What is asked:
Exactly as written, print each record in the listing.

Collected data entries:
***

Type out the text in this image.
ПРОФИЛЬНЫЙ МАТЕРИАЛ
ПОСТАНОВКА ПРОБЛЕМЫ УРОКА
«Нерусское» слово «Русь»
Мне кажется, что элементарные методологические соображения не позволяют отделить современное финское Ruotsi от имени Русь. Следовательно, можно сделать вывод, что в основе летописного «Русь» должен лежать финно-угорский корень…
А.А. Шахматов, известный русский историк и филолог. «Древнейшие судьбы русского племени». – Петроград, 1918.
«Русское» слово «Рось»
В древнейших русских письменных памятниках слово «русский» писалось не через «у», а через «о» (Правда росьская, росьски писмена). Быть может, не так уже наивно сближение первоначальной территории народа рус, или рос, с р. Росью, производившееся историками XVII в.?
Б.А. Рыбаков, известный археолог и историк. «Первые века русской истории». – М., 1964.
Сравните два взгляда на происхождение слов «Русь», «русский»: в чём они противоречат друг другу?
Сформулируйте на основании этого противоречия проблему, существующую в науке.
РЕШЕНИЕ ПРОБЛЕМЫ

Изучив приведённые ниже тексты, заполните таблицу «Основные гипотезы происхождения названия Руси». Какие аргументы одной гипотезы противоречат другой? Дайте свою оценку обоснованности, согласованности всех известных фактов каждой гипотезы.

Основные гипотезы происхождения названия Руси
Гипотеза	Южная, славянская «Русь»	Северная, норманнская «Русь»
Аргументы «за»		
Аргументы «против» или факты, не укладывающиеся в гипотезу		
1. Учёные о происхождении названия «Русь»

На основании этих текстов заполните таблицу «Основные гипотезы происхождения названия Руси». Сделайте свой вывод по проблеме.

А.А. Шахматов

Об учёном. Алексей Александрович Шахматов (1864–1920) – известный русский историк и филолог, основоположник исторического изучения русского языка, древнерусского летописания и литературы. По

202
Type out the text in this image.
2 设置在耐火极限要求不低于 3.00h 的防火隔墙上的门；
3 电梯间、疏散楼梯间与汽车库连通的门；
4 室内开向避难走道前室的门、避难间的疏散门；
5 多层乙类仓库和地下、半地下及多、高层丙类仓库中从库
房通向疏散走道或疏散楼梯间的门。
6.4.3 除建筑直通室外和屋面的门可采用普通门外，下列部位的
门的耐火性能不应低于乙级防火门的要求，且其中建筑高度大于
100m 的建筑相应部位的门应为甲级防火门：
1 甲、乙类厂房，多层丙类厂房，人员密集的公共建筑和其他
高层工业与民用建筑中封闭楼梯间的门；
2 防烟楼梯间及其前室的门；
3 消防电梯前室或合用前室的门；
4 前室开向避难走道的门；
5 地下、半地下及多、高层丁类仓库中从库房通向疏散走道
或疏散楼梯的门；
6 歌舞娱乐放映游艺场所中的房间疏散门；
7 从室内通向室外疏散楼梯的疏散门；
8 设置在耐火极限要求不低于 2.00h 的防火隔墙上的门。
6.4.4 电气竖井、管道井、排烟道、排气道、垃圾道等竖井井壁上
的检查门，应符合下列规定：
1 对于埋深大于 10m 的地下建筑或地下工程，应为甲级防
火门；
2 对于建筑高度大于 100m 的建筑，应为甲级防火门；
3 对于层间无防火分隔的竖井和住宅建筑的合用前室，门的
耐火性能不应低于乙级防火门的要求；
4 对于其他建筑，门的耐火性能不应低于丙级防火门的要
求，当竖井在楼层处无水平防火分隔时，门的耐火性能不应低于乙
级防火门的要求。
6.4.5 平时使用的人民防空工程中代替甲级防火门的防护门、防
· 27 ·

***

Result for this task:
Type out the text in this image.
ПРОФИЛЬНЫЙ МАТЕРИАЛ
ПОСТАНОВКА ПРОБЛЕМЫ УРОКА
«Нерусское» слово «Русь»
Мне кажется, что элементарные методологические соображения не позволяют отделить современное финское Ruotsi от имени Русь. Следовательно, можно сделать вывод, что в основе летописного «Русь» должен лежать финно-угорский корень…
А.А. Шахматов, известный русский историк и филолог. «Древнейшие судьбы русского племени». – Петроград, 1918.
«Русское» слово «Рось»
В древнейших русских письменных памятниках слово «русский» писалось не через «у», а через «о» (Правда росьская, росьски писмена). Быть может, не так уже наивно сближение первоначальной территории народа рус, или рос, с р. Росью, производившееся историками XVII в.?
Б.А. Рыбаков, известный археолог и историк. «Первые века русской истории». – М., 1964.
Сравните два взгляда на происхождение слов «Русь», «русский»: в чём они противоречат друг другу?
Сформулируйте на основании этого противоречия проблему, существующую в науке.
РЕШЕНИЕ ПРОБЛЕМЫ

Изучив приведённые ниже тексты, заполните таблицу «Основные гипотезы происхождения названия Руси». Какие аргументы одной гипотезы противоречат другой? Дайте свою оценку обоснованности, согласованности всех известных фактов каждой гипотезы.

Основные гипотезы происхождения названия Руси
Гипотеза	Южная, славянская «Русь»	Северная, норманнская «Русь»
Аргументы «за»		
Аргументы «против» или факты, не укладывающиеся в гипотезу		
1. Учёные о происхождении названия «Русь»

На основании этих текстов заполните таблицу «Основные гипотезы происхождения названия Руси». Сделайте свой вывод по проблеме.

А.А. Шахматов

Об учёном. Алексей Александрович Шахматов (1864–1920) – известный русский историк и филолог, основоположник исторического изучения русского языка, древнерусского летописания и литературы. По

202
Type out the text in this image.
2 设置在耐火极限要求不低于 3.00h 的防火隔墙上的门；
3 电梯间、疏散楼梯间与汽车库连通的门；
4 室内开向避难走道前室的门、避难间的疏散门；
5 多层乙类仓库和地下、半地下及多、高层丙类仓库中从库
房通向疏散走道或疏散楼梯间的门。
6.4.3 除建筑直通室外和屋面的门可采用普通门外，下列部位的
门的耐火性能不应低于乙级防火门的要求，且其中建筑高度大于
100m 的建筑相应部位的门应为甲级防火门：
1 甲、乙类厂房，多层丙类厂房，人员密集的公共建筑和其他
高层工业与民用建筑中封闭楼梯间的门；
2 防烟楼梯间及其前室的门；
3 消防电梯前室或合用前室的门；
4 前室开向避难走道的门；
5 地下、半地下及多、高层丁类仓库中从库房通向疏散走道
或疏散楼梯的门；
6 歌舞娱乐放映游艺场所中的房间疏散门；
7 从室内通向室外疏散楼梯的疏散门；
8 设置在耐火极限要求不低于 2.00h 的防火隔墙上的门。
6.4.4 电气竖井、管道井、排烟道、排气道、垃圾道等竖井井壁上
的检查门，应符合下列规定：
1 对于埋深大于 10m 的地下建筑或地下工程，应为甲级防
火门；
2 对于建筑高度大于 100m 的建筑，应为甲级防火门；
3 对于层间无防火分隔的竖井和住宅建筑的合用前室，门的
耐火性能不应低于乙级防火门的要求；
4 对于其他建筑，门的耐火性能不应低于丙级防火门的要
求，当竖井在楼层处无水平防火分隔时，门的耐火性能不应低于乙
级防火门的要求。
6.4.5 平时使用的人民防空工程中代替甲级防火门的防护门、防
· 27 ·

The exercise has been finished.